(Given information):
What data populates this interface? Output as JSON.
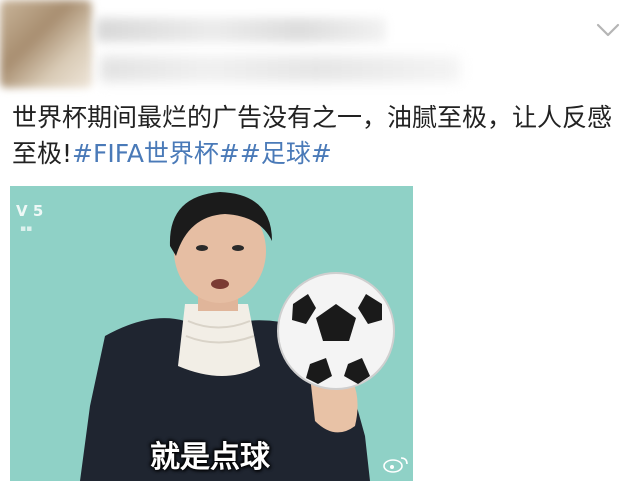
{
  "post": {
    "text_main": "世界杯期间最烂的广告没有之一，油腻至极，让人反感至极!",
    "hashtags": [
      "#FIFA世界杯#",
      "#足球#"
    ]
  },
  "media": {
    "channel_logo": "V 5",
    "subtitle": "就是点球"
  },
  "colors": {
    "hashtag": "#4a7ab8",
    "media_background": "#8fd1c6"
  },
  "icons": [
    "chevron-down-icon",
    "weibo-watermark-icon"
  ]
}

(What is being asked): Copy each line above precisely, dropping the pictures.

(Solution to this problem):
What data populates this interface? Output as JSON.
{
  "post": {
    "text_main": "世界杯期间最烂的广告没有之一，油腻至极，让人反感至极!",
    "hashtags": [
      "#FIFA世界杯#",
      "#足球#"
    ]
  },
  "media": {
    "channel_logo": "V 5",
    "subtitle": "就是点球"
  },
  "colors": {
    "hashtag": "#4a7ab8",
    "media_background": "#8fd1c6"
  },
  "icons": [
    "chevron-down-icon",
    "weibo-watermark-icon"
  ]
}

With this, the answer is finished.